Aim of the task> Every entry below must appear again, exactly as written.

# # # #

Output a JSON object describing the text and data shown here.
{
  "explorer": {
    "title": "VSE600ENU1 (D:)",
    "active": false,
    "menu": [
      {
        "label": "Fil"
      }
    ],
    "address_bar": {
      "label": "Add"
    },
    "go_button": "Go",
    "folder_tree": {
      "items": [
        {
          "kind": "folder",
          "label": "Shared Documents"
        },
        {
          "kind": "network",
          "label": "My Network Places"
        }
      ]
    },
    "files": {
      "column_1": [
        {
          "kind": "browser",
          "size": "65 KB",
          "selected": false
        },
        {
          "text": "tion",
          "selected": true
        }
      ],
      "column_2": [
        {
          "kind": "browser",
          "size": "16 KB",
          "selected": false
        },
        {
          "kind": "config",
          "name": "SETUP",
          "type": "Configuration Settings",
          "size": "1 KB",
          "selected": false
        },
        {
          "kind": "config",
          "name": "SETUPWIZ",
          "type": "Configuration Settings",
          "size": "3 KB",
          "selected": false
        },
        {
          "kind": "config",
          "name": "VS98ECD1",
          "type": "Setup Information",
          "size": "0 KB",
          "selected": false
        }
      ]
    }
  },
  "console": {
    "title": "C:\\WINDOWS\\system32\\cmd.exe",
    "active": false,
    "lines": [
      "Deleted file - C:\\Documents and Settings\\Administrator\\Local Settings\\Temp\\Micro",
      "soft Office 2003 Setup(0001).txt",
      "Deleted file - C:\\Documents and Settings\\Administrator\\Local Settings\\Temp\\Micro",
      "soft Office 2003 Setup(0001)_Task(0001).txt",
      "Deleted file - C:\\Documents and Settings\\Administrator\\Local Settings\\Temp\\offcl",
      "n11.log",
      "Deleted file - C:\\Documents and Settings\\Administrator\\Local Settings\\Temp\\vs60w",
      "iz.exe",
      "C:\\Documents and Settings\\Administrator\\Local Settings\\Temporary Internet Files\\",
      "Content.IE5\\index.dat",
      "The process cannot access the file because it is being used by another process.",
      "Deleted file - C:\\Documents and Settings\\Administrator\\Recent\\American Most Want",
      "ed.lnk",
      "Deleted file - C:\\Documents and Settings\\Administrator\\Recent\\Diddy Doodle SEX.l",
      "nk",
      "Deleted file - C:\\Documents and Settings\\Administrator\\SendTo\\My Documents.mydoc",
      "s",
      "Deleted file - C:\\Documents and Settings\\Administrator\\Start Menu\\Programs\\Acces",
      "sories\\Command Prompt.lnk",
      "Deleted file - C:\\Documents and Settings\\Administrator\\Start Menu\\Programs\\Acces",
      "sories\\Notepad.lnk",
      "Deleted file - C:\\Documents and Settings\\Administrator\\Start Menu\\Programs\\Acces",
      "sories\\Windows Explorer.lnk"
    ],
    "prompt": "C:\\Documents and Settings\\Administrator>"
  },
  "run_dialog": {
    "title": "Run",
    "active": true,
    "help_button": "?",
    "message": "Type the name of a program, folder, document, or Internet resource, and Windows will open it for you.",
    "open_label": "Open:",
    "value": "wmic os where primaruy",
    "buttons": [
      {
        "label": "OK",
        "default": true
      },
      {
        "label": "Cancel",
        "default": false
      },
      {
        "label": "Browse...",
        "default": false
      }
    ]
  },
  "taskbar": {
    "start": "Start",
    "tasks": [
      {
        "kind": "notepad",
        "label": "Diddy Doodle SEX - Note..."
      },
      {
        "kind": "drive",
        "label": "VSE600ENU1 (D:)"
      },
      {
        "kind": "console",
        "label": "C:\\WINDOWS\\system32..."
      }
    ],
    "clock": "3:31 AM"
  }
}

# # # #

The solution>
Output a JSON object describing the text and data shown here.
{
  "explorer": {
    "title": "VSE600ENU1 (D:)",
    "active": false,
    "menu": [
      {
        "label": "Fil"
      }
    ],
    "address_bar": {
      "label": "Add"
    },
    "go_button": "Go",
    "folder_tree": {
      "items": [
        {
          "kind": "folder",
          "label": "Shared Documents"
        },
        {
          "kind": "network",
          "label": "My Network Places"
        }
      ]
    },
    "files": {
      "column_1": [
        {
          "kind": "browser",
          "size": "65 KB",
          "selected": false
        },
        {
          "text": "tion",
          "selected": true
        }
      ],
      "column_2": [
        {
          "kind": "browser",
          "size": "16 KB",
          "selected": false
        },
        {
          "kind": "config",
          "name": "SETUP",
          "type": "Configuration Settings",
          "size": "1 KB",
          "selected": false
        },
        {
          "kind": "config",
          "name": "SETUPWIZ",
          "type": "Configuration Settings",
          "size": "3 KB",
          "selected": false
        },
        {
          "kind": "config",
          "name": "VS98ECD1",
          "type": "Setup Information",
          "size": "0 KB",
          "selected": false
        }
      ]
    }
  },
  "console": {
    "title": "C:\\WINDOWS\\system32\\cmd.exe",
    "active": false,
    "lines": [
      "Deleted file - C:\\Documents and Settings\\Administrator\\Local Settings\\Temp\\Micro",
      "soft Office 2003 Setup(0001).txt",
      "Deleted file - C:\\Documents and Settings\\Administrator\\Local Settings\\Temp\\Micro",
      "soft Office 2003 Setup(0001)_Task(0001).txt",
      "Deleted file - C:\\Documents and Settings\\Administrator\\Local Settings\\Temp\\offcl",
      "n11.log",
      "Deleted file - C:\\Documents and Settings\\Administrator\\Local Settings\\Temp\\vs60w",
      "iz.exe",
      "C:\\Documents and Settings\\Administrator\\Local Settings\\Temporary Internet Files\\",
      "Content.IE5\\index.dat",
      "The process cannot access the file because it is being used by another process.",
      "Deleted file - C:\\Documents and Settings\\Administrator\\Recent\\American Most Want",
      "ed.lnk",
      "Deleted file - C:\\Documents and Settings\\Administrator\\Recent\\Diddy Doodle SEX.l",
      "nk",
      "Deleted file - C:\\Documents and Settings\\Administrator\\SendTo\\My Documents.mydoc",
      "s",
      "Deleted file - C:\\Documents and Settings\\Administrator\\Start Menu\\Programs\\Acces",
      "sories\\Command Prompt.lnk",
      "Deleted file - C:\\Documents and Settings\\Administrator\\Start Menu\\Programs\\Acces",
      "sories\\Notepad.lnk",
      "Deleted file - C:\\Documents and Settings\\Administrator\\Start Menu\\Programs\\Acces",
      "sories\\Windows Explorer.lnk"
    ],
    "prompt": "C:\\Documents and Settings\\Administrator>"
  },
  "run_dialog": {
    "title": "Run",
    "active": true,
    "help_button": "?",
    "message": "Type the name of a program, folder, document, or Internet resource, and Windows will open it for you.",
    "open_label": "Open:",
    "value": "wmic os where primaruy",
    "buttons": [
      {
        "label": "OK",
        "default": true
      },
      {
        "label": "Cancel",
        "default": false
      },
      {
        "label": "Browse...",
        "default": false
      }
    ]
  },
  "taskbar": {
    "start": "Start",
    "tasks": [
      {
        "kind": "notepad",
        "label": "Diddy Doodle SEX - Note..."
      },
      {
        "kind": "drive",
        "label": "VSE600ENU1 (D:)"
      },
      {
        "kind": "console",
        "label": "C:\\WINDOWS\\system32..."
      }
    ],
    "clock": "3:31 AM"
  }
}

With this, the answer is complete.